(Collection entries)
>>>>

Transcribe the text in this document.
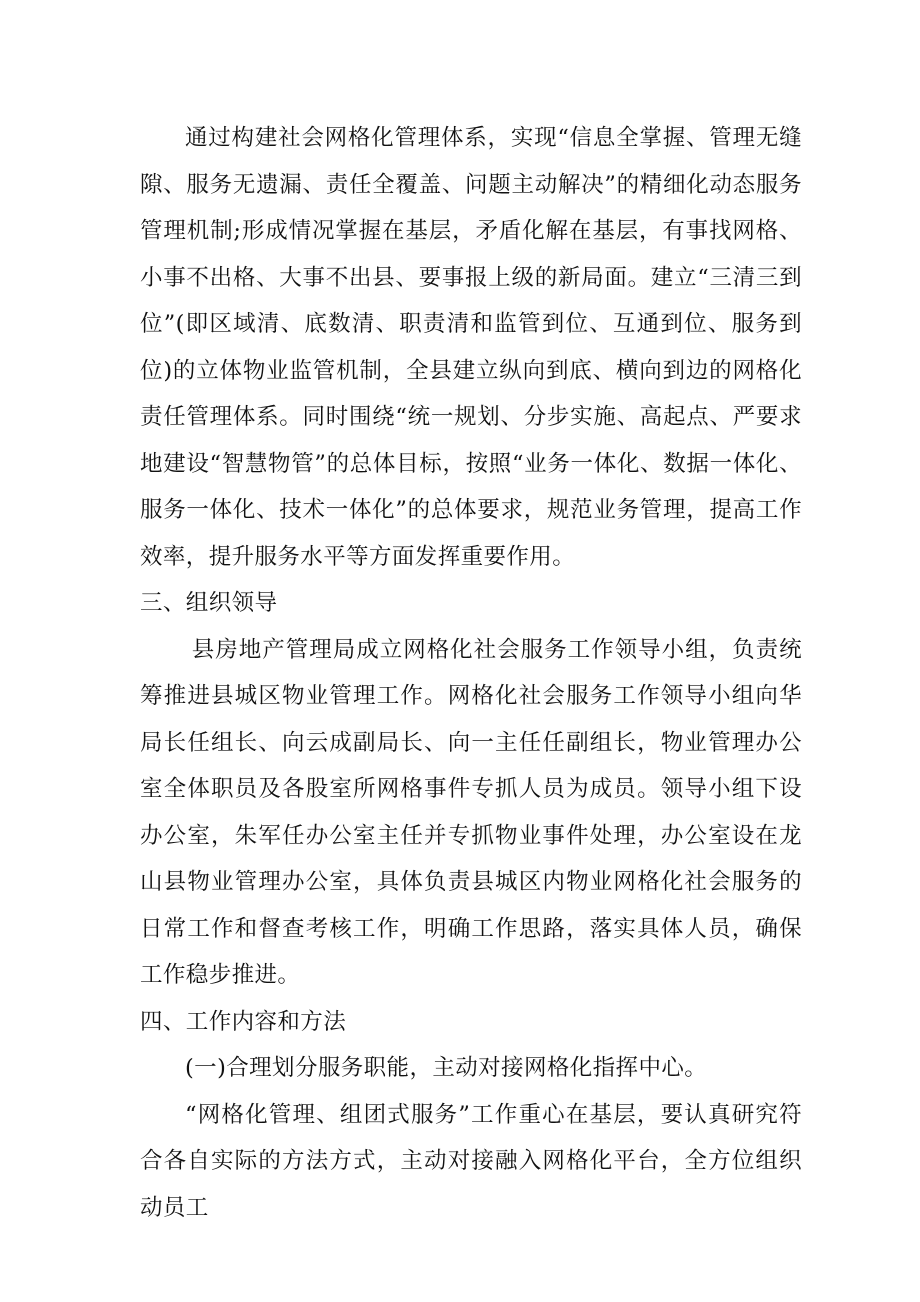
通过构建社会网格化管理体系，实现“信息全掌握、管理无缝隙、服务无遗漏、责任全覆盖、问题主动解决”的精细化动态服务管理机制;形成情况掌握在基层，矛盾化解在基层，有事找网格、小事不出格、大事不出县、要事报上级的新局面。建立“三清三到位”(即区域清、底数清、职责清和监管到位、互通到位、服务到位)的立体物业监管机制，全县建立纵向到底、横向到边的网格化责任管理体系。同时围绕“统一规划、分步实施、高起点、严要求地建设“智慧物管”的总体目标，按照“业务一体化、数据一体化、服务一体化、技术一体化”的总体要求，规范业务管理，提高工作效率，提升服务水平等方面发挥重要作用。

三、组织领导

县房地产管理局成立网格化社会服务工作领导小组，负责统筹推进县城区物业管理工作。网格化社会服务工作领导小组向华局长任组长、向云成副局长、向一主任任副组长，物业管理办公室全体职员及各股室所网格事件专抓人员为成员。领导小组下设办公室，朱军任办公室主任并专抓物业事件处理，办公室设在龙山县物业管理办公室，具体负责县城区内物业网格化社会服务的日常工作和督查考核工作，明确工作思路，落实具体人员，确保工作稳步推进。

四、工作内容和方法

(一)合理划分服务职能，主动对接网格化指挥中心。

“网格化管理、组团式服务”工作重心在基层，要认真研究符合各自实际的方法方式，主动对接融入网格化平台，全方位组织动员工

<<<<

> **Exercise description**
Copy the entries above faithfully and omit every image.

> **Output below**
Transcribe the text in this document.
通过构建社会网格化管理体系，实现“信息全掌握、管理无缝隙、服务无遗漏、责任全覆盖、问题主动解决”的精细化动态服务管理机制;形成情况掌握在基层，矛盾化解在基层，有事找网格、小事不出格、大事不出县、要事报上级的新局面。建立“三清三到位”(即区域清、底数清、职责清和监管到位、互通到位、服务到位)的立体物业监管机制，全县建立纵向到底、横向到边的网格化责任管理体系。同时围绕“统一规划、分步实施、高起点、严要求地建设“智慧物管”的总体目标，按照“业务一体化、数据一体化、服务一体化、技术一体化”的总体要求，规范业务管理，提高工作效率，提升服务水平等方面发挥重要作用。

三、组织领导

县房地产管理局成立网格化社会服务工作领导小组，负责统筹推进县城区物业管理工作。网格化社会服务工作领导小组向华局长任组长、向云成副局长、向一主任任副组长，物业管理办公室全体职员及各股室所网格事件专抓人员为成员。领导小组下设办公室，朱军任办公室主任并专抓物业事件处理，办公室设在龙山县物业管理办公室，具体负责县城区内物业网格化社会服务的日常工作和督查考核工作，明确工作思路，落实具体人员，确保工作稳步推进。

四、工作内容和方法

(一)合理划分服务职能，主动对接网格化指挥中心。

“网格化管理、组团式服务”工作重心在基层，要认真研究符合各自实际的方法方式，主动对接融入网格化平台，全方位组织动员工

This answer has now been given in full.